Extracted records

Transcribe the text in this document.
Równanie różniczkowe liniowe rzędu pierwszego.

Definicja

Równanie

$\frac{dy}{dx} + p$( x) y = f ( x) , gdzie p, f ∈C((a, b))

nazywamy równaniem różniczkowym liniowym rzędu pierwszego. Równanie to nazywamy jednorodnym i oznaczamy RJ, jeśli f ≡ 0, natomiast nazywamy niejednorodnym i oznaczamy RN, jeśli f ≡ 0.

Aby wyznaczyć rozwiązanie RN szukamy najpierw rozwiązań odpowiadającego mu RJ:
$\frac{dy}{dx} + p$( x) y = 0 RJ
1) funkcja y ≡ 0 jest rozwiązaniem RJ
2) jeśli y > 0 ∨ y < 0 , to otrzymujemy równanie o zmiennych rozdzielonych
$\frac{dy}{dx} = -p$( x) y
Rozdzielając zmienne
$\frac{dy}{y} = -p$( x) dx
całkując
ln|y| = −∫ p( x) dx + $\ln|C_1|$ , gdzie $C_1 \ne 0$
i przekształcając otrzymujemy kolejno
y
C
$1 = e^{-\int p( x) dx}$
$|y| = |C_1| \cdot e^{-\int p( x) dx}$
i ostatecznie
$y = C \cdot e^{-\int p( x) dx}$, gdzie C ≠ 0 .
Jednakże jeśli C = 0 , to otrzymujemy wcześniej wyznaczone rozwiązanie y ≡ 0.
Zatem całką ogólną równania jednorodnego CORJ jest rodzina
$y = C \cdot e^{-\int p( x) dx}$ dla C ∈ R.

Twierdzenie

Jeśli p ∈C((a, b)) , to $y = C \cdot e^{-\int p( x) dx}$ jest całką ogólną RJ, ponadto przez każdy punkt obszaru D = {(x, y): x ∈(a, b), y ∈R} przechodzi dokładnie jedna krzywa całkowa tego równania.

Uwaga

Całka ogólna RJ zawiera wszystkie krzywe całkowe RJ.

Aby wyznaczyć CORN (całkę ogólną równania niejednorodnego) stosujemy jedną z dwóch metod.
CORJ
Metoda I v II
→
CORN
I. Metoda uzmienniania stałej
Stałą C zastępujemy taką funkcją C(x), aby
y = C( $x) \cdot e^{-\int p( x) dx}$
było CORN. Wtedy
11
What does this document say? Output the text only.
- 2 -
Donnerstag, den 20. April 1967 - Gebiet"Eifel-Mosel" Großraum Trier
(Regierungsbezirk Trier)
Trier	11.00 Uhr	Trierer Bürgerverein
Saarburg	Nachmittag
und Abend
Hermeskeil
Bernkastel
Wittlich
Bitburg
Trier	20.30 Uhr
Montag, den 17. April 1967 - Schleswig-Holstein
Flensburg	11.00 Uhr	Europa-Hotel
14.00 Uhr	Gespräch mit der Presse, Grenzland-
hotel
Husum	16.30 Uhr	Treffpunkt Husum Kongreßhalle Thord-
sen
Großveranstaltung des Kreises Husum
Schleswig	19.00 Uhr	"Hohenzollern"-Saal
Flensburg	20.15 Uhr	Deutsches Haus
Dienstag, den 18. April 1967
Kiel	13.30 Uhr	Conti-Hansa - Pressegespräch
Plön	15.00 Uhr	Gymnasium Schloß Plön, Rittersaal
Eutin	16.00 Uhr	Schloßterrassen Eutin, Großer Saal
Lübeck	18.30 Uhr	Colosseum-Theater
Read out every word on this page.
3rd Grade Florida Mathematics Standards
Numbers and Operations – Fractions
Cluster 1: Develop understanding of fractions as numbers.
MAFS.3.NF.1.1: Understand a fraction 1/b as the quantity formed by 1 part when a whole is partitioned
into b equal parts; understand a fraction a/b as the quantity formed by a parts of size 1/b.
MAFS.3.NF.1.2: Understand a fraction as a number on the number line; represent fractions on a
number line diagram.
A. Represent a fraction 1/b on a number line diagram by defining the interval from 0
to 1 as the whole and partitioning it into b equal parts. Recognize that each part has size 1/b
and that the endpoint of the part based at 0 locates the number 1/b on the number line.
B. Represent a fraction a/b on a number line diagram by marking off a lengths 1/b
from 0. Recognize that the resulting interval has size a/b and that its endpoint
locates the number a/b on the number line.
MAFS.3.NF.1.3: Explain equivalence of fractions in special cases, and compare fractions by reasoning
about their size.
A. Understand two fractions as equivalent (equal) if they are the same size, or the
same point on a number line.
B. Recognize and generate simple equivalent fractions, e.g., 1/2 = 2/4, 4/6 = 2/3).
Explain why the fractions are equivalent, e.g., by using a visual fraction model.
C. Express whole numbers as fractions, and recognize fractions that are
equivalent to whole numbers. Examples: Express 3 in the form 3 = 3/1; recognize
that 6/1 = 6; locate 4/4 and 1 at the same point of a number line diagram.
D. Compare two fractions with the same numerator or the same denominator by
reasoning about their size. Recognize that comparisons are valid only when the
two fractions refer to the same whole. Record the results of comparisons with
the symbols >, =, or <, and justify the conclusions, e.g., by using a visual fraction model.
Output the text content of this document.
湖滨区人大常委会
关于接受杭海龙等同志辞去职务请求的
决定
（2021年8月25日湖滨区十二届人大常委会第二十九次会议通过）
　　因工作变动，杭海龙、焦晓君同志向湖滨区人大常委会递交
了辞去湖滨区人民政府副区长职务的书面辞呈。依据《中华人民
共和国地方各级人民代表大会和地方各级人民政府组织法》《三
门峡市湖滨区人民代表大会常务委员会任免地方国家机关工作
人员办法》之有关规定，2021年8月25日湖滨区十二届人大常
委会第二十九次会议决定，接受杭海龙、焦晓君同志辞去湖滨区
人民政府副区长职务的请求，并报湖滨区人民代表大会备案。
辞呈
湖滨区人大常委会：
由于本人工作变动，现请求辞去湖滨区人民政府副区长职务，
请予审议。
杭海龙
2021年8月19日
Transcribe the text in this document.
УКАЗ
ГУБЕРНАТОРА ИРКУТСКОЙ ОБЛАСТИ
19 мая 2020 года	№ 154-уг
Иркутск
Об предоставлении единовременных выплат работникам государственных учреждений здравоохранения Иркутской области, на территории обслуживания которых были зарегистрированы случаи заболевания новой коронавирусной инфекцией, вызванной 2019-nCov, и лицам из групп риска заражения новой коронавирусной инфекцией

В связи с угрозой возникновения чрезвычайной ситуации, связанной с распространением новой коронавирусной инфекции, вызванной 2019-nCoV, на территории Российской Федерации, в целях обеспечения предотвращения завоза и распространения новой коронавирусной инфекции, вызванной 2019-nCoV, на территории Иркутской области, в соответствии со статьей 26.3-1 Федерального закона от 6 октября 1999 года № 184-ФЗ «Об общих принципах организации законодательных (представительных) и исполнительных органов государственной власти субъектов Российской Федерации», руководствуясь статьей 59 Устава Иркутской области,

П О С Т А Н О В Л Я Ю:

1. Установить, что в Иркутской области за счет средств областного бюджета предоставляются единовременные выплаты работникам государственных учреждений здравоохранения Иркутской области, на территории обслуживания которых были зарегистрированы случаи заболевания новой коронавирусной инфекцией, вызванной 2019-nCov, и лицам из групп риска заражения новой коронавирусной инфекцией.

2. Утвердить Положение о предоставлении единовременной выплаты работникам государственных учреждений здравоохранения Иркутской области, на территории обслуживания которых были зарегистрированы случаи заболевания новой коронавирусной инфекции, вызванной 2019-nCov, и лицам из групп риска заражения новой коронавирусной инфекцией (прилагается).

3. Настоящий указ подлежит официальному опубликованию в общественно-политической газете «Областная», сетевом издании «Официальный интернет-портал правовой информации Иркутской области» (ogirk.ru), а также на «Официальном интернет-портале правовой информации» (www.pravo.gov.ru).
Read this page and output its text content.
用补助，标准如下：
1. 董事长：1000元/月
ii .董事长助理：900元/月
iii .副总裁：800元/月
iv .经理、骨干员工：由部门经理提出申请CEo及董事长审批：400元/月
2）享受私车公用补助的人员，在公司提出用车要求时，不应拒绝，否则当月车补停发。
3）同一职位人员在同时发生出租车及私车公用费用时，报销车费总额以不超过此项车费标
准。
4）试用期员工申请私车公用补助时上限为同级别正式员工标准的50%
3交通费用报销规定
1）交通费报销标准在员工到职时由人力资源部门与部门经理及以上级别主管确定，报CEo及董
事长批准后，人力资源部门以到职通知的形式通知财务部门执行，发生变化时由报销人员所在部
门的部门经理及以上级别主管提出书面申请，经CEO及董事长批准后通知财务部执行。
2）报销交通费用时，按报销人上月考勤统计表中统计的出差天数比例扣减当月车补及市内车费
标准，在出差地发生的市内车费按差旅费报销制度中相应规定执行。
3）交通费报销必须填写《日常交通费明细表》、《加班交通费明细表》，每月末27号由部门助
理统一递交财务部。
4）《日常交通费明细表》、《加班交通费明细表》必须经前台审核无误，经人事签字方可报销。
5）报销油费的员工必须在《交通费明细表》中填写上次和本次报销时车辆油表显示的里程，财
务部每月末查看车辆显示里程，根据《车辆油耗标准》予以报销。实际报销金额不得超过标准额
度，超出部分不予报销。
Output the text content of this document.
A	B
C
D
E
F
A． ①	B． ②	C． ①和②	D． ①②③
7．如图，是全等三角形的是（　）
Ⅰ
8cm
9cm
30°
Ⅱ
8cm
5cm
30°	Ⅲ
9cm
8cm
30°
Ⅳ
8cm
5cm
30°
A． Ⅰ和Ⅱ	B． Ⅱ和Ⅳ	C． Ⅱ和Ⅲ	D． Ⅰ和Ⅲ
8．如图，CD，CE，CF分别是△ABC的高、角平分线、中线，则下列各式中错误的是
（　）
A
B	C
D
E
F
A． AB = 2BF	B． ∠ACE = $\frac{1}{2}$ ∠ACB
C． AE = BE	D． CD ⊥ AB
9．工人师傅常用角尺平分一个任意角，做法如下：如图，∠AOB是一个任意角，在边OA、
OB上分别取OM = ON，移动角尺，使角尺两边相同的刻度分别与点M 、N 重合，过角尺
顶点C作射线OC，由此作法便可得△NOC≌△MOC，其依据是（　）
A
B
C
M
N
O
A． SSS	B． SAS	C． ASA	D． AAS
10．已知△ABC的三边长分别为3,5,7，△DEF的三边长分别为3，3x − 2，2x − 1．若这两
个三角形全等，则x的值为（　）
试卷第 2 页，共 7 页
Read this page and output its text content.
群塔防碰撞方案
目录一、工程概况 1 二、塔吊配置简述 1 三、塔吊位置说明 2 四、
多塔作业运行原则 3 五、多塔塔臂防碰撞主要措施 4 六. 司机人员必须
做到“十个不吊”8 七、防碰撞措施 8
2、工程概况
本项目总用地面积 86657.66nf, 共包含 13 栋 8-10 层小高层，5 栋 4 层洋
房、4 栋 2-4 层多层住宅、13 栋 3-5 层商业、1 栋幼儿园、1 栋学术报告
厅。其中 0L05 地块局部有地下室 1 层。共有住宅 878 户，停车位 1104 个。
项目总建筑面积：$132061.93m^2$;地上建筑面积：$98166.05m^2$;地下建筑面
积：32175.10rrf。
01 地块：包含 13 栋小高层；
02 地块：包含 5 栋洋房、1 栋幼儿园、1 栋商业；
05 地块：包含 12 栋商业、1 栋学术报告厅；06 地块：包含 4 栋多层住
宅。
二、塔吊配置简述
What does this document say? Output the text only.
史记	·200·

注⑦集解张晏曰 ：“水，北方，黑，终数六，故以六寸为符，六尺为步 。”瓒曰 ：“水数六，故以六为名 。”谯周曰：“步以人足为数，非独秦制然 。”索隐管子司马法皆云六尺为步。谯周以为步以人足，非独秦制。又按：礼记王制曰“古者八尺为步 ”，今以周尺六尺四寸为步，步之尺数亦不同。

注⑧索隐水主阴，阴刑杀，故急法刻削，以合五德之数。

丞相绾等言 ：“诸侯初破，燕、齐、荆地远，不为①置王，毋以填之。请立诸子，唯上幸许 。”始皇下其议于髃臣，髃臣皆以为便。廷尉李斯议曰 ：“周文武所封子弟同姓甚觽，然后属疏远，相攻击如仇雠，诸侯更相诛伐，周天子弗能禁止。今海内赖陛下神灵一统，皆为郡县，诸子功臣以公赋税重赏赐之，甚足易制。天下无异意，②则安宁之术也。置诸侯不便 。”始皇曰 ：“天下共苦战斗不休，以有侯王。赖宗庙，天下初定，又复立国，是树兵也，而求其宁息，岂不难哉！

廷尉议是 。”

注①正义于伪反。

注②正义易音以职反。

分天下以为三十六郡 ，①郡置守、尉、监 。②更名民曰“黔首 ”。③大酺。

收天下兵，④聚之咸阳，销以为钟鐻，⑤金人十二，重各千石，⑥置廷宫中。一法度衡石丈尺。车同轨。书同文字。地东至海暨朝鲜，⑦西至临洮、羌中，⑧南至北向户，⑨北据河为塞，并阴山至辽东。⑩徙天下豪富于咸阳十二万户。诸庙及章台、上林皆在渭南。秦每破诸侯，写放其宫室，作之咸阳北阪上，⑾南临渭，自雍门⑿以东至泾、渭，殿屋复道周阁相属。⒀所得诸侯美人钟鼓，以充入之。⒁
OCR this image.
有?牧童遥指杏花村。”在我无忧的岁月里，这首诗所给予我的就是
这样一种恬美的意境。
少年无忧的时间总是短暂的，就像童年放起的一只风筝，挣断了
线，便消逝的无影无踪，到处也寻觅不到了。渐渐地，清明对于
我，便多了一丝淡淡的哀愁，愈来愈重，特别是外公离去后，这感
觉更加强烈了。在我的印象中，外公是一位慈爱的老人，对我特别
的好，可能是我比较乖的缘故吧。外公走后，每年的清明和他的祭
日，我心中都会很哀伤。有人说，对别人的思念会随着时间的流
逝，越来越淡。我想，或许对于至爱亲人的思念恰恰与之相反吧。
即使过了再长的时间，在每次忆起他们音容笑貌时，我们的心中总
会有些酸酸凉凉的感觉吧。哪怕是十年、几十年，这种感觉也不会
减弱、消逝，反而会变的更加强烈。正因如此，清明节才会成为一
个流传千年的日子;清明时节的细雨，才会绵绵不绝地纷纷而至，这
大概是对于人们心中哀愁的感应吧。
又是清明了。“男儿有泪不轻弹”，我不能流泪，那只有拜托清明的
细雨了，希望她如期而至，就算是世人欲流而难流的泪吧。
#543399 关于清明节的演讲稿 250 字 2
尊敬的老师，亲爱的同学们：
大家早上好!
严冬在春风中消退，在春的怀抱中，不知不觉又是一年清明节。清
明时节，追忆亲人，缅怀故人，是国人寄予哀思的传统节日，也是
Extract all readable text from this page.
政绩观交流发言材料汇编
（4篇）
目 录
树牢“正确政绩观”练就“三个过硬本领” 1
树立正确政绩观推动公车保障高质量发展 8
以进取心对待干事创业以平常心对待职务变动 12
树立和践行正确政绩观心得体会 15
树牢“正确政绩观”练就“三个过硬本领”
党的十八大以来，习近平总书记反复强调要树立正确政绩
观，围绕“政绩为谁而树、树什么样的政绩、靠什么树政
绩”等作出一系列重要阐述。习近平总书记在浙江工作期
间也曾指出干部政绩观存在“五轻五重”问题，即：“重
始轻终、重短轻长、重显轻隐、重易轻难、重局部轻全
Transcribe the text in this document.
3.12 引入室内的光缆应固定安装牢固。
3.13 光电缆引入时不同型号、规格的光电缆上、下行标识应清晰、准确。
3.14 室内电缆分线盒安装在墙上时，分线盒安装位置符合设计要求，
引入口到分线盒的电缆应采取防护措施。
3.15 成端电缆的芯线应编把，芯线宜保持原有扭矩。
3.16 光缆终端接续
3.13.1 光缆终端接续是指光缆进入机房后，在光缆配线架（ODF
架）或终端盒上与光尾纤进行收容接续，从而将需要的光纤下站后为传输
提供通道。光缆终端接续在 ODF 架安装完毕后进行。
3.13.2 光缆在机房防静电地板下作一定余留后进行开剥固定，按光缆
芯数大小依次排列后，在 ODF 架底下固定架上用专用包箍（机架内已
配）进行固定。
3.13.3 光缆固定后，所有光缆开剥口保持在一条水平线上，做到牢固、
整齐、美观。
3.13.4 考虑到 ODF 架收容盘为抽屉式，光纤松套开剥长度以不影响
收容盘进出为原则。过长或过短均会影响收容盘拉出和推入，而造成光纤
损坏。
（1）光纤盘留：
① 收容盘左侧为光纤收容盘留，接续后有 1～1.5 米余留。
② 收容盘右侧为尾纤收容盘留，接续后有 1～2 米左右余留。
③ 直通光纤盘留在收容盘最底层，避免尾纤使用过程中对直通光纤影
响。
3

● Required work: Report how many lines in these entries contain "from". Answer with the number only.

● The response: 3